Gather up all lines that carry the word "الإصابة".

(Items listed in a dataset)
= = = = = = =

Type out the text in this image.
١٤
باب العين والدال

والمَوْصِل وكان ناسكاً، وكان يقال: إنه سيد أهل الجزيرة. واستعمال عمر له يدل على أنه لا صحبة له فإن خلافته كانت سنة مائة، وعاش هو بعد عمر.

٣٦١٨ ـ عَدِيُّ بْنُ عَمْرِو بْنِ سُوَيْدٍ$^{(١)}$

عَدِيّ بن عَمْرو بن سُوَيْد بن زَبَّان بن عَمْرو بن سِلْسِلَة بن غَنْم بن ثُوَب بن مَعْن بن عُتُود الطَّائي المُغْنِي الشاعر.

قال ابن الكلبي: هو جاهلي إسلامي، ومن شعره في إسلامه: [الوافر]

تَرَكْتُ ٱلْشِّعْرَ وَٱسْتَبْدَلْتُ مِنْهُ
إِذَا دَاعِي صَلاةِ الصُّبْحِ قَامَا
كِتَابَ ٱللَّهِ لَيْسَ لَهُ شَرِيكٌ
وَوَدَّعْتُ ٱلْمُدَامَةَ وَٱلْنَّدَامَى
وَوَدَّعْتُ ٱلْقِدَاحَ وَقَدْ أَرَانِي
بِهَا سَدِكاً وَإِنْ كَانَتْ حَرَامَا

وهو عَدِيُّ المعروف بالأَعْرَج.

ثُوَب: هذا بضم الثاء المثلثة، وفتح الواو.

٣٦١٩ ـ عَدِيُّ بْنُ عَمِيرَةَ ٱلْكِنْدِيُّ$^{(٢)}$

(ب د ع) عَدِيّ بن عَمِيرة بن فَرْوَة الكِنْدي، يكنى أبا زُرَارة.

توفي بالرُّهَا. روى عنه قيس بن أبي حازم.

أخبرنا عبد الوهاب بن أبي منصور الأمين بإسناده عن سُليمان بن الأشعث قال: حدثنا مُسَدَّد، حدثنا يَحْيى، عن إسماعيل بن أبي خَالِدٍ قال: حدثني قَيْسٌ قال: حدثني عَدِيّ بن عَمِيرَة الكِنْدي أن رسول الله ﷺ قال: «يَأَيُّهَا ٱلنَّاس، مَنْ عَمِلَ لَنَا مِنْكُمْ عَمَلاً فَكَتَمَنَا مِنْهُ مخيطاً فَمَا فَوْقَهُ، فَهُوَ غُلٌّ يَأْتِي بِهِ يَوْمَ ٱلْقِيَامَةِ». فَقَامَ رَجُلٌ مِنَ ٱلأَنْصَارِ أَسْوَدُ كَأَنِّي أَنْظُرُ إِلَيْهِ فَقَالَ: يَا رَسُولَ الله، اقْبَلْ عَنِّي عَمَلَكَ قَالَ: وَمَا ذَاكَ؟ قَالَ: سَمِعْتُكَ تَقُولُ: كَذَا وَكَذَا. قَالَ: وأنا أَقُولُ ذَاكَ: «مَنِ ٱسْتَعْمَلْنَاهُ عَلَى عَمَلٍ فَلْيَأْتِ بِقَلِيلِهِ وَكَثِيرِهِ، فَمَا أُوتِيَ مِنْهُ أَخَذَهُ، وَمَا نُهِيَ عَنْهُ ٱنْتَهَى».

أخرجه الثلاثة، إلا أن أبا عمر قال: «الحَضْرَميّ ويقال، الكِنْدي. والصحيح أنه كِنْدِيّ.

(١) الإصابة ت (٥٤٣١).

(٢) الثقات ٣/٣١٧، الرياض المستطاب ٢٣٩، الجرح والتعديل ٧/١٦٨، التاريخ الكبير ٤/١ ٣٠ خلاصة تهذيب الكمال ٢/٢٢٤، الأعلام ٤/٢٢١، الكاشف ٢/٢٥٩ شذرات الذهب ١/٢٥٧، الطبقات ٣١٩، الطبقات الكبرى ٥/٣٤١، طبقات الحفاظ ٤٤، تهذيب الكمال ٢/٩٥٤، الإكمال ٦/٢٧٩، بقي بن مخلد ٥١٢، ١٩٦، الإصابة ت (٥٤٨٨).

= = = = = = =

Task solution:
(١) الإصابة ت (٥٤٣١).
(٢) الثقات ٣/٣١٧، الرياض المستطاب ٢٣٩، الجرح والتعديل ٧/١٦٨، التاريخ الكبير ٤/١ ٣٠ خلاصة تهذيب الكمال ٢/٢٢٤، الأعلام ٤/٢٢١، الكاشف ٢/٢٥٩ شذرات الذهب ١/٢٥٧، الطبقات ٣١٩، الطبقات الكبرى ٥/٣٤١، طبقات الحفاظ ٤٤، تهذيب الكمال ٢/٩٥٤، الإكمال ٦/٢٧٩، بقي بن مخلد ٥١٢، ١٩٦، الإصابة ت (٥٤٨٨).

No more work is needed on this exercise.